### Objective
Among the lines listed below, count those that include the string "районе", and state only the count.

### Provided data
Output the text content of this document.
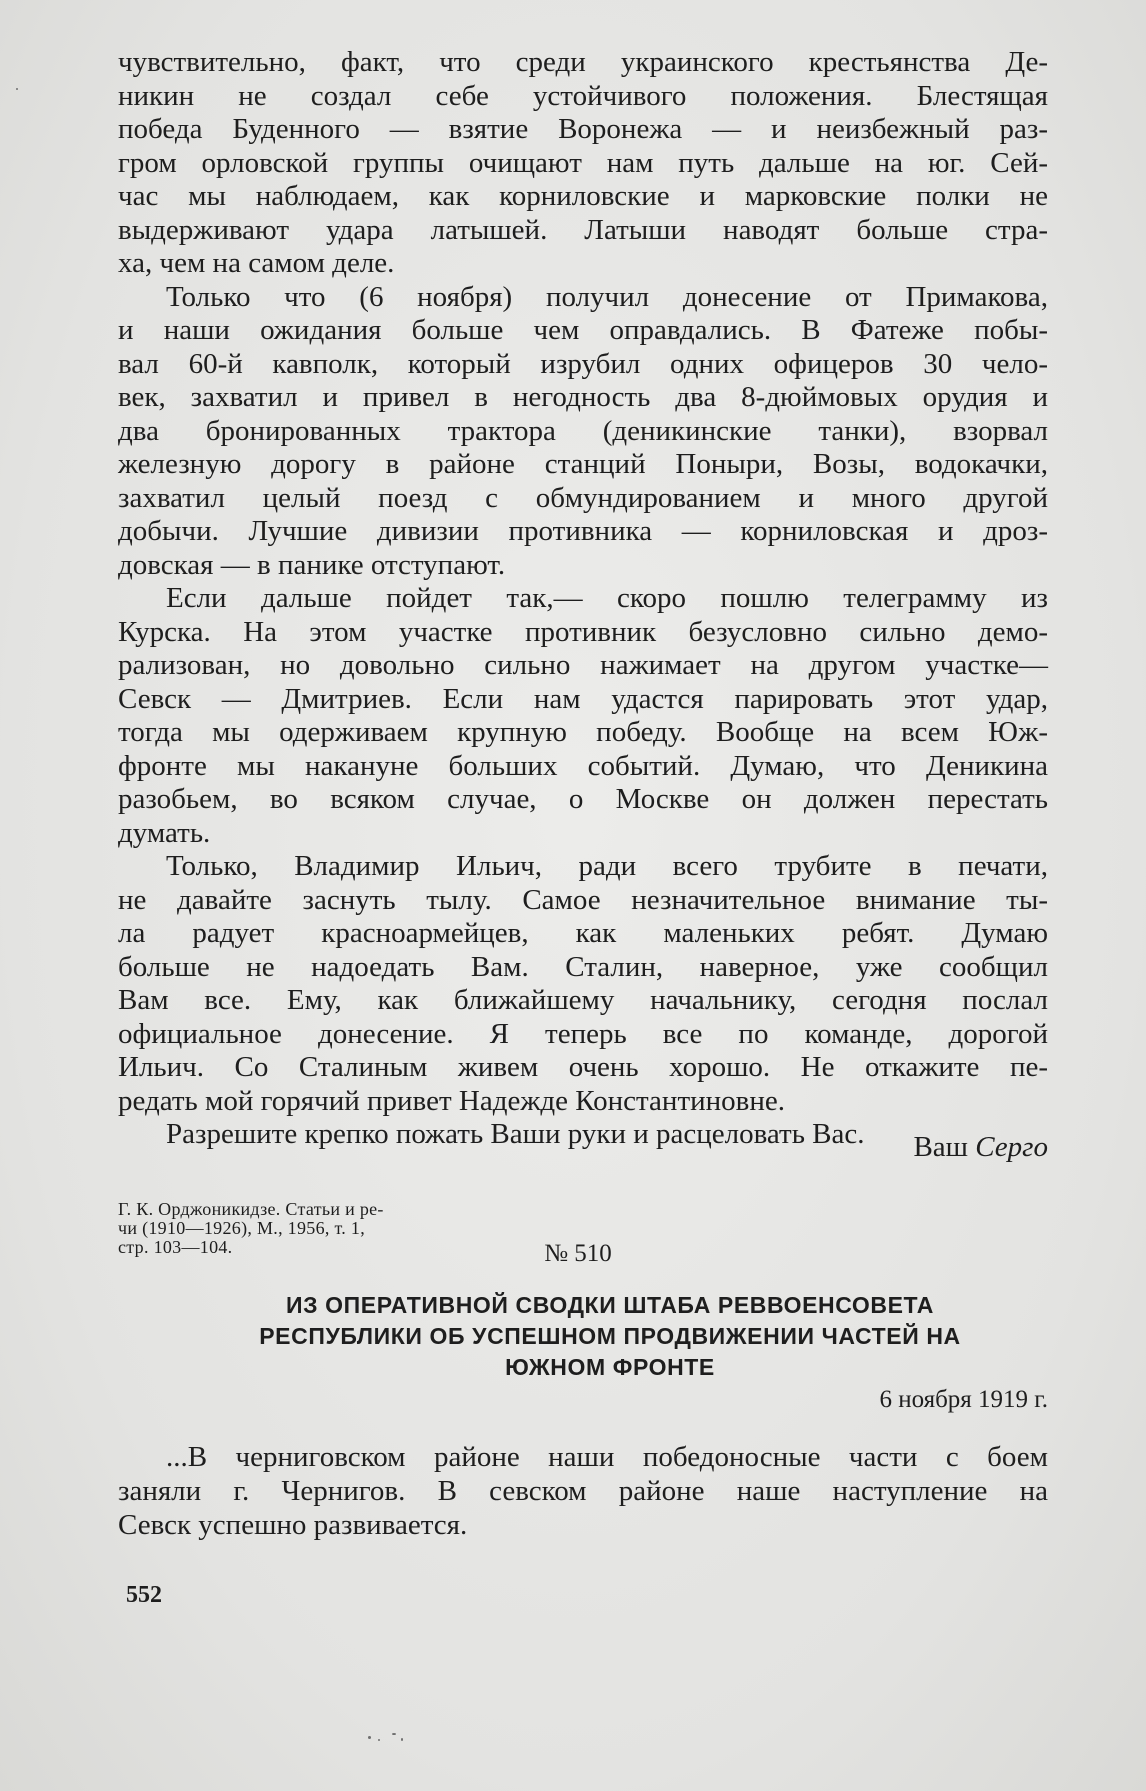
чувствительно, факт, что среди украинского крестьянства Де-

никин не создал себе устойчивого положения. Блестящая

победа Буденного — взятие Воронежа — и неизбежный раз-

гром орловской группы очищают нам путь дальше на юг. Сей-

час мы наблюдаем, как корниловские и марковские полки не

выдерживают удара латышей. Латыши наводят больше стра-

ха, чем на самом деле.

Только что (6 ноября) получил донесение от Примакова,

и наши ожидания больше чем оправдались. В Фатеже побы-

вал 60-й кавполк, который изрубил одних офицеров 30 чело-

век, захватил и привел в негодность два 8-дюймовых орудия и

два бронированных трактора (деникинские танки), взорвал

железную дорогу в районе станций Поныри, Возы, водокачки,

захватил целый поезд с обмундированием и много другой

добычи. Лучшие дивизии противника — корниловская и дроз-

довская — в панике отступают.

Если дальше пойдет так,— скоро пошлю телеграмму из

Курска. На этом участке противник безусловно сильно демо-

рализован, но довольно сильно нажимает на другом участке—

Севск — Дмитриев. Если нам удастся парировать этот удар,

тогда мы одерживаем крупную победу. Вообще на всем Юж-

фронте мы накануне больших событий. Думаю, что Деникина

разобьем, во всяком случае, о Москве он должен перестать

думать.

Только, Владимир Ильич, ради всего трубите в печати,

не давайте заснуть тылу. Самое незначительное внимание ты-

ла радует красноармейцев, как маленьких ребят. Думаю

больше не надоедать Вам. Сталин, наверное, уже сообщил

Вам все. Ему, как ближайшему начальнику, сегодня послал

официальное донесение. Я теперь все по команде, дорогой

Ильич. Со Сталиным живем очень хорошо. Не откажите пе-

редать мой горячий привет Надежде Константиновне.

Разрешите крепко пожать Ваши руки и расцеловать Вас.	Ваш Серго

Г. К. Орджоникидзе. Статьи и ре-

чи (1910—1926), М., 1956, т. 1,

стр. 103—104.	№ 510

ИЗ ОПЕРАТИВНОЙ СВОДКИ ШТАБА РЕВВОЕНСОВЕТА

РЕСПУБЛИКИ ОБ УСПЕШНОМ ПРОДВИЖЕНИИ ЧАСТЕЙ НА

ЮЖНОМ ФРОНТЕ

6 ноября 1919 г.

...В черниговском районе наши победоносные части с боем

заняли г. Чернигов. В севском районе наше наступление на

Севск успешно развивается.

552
* * *
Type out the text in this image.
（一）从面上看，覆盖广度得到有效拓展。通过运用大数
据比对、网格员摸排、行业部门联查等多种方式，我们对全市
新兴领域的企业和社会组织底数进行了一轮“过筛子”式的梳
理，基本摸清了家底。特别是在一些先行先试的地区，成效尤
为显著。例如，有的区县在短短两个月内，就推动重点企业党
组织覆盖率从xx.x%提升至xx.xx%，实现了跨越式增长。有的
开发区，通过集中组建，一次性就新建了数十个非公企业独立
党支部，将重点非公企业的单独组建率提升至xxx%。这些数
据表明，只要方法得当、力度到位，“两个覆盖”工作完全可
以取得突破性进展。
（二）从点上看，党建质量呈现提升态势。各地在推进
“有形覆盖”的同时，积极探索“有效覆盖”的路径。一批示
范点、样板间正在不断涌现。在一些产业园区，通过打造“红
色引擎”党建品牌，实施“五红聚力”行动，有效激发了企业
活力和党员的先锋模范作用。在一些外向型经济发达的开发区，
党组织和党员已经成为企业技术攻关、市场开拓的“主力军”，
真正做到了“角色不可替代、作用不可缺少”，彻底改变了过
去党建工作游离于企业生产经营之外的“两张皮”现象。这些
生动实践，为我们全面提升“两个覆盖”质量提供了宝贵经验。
---
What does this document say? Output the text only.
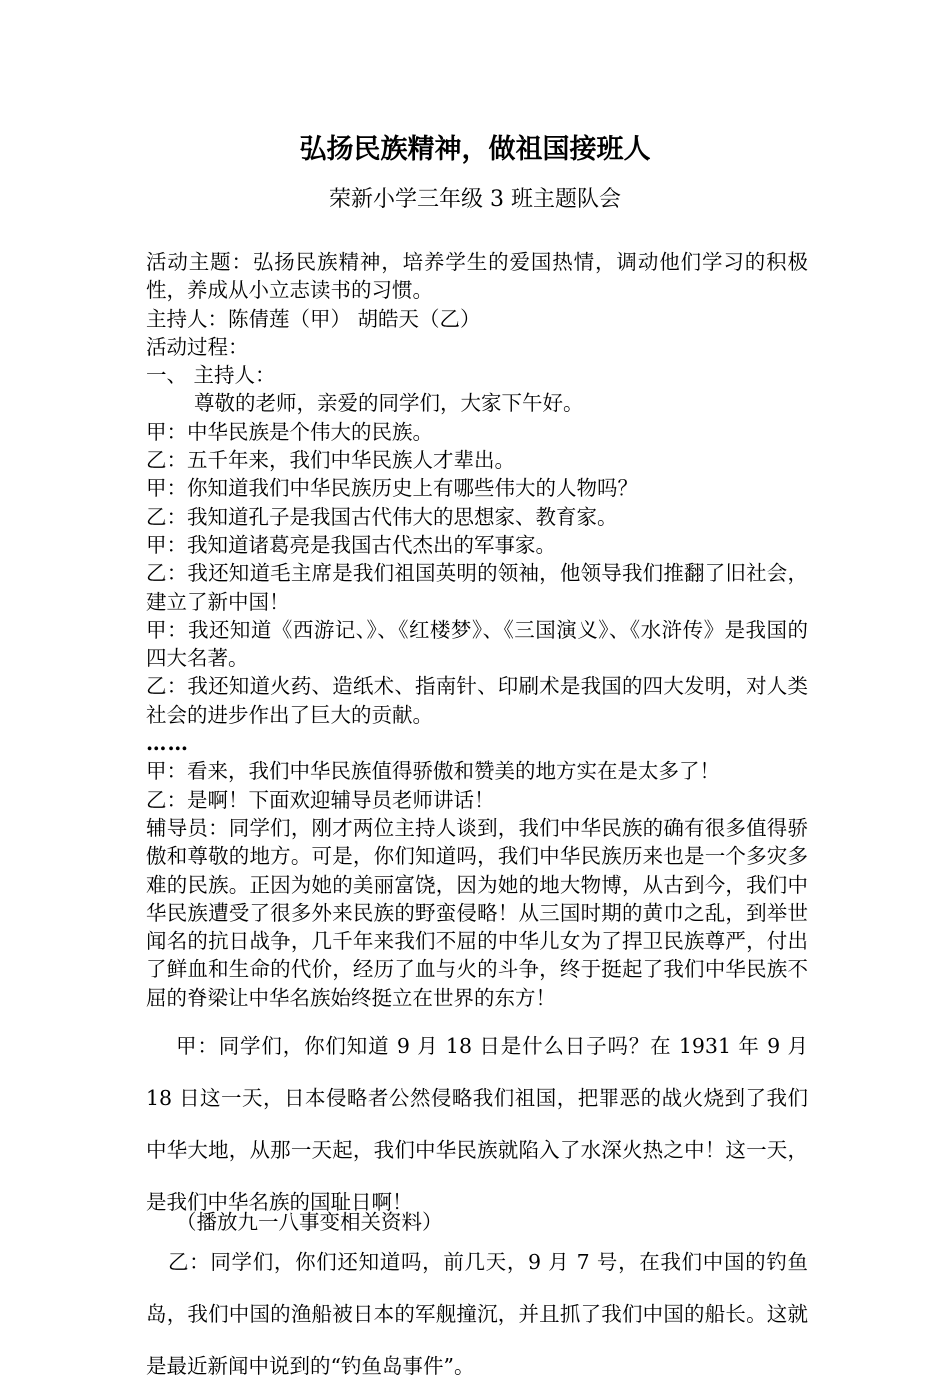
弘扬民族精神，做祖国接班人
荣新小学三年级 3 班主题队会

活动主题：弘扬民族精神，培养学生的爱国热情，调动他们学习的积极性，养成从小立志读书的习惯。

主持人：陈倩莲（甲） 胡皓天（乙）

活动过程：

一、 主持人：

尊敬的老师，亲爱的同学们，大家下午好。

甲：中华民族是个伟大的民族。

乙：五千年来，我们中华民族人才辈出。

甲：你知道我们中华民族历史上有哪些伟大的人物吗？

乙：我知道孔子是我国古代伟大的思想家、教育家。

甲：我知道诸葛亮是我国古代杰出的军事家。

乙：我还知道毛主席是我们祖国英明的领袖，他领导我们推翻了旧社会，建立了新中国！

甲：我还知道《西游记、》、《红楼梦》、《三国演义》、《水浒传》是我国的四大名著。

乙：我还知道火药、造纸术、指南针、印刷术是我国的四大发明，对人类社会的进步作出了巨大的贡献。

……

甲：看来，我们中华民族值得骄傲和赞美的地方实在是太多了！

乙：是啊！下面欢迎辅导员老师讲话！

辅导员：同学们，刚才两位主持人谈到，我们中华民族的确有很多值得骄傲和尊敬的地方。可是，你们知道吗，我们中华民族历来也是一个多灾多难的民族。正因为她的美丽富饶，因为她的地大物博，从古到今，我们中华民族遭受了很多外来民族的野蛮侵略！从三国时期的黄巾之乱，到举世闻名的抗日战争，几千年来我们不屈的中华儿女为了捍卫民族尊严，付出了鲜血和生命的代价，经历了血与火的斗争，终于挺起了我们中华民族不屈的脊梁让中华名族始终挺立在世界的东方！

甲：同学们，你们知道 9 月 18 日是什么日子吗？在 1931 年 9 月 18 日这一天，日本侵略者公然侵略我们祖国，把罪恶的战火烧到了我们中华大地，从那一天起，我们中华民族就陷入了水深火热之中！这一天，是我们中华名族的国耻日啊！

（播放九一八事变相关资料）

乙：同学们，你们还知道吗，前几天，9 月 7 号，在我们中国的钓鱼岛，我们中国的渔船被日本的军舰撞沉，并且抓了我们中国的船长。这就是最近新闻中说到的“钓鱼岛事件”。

### Correct output
3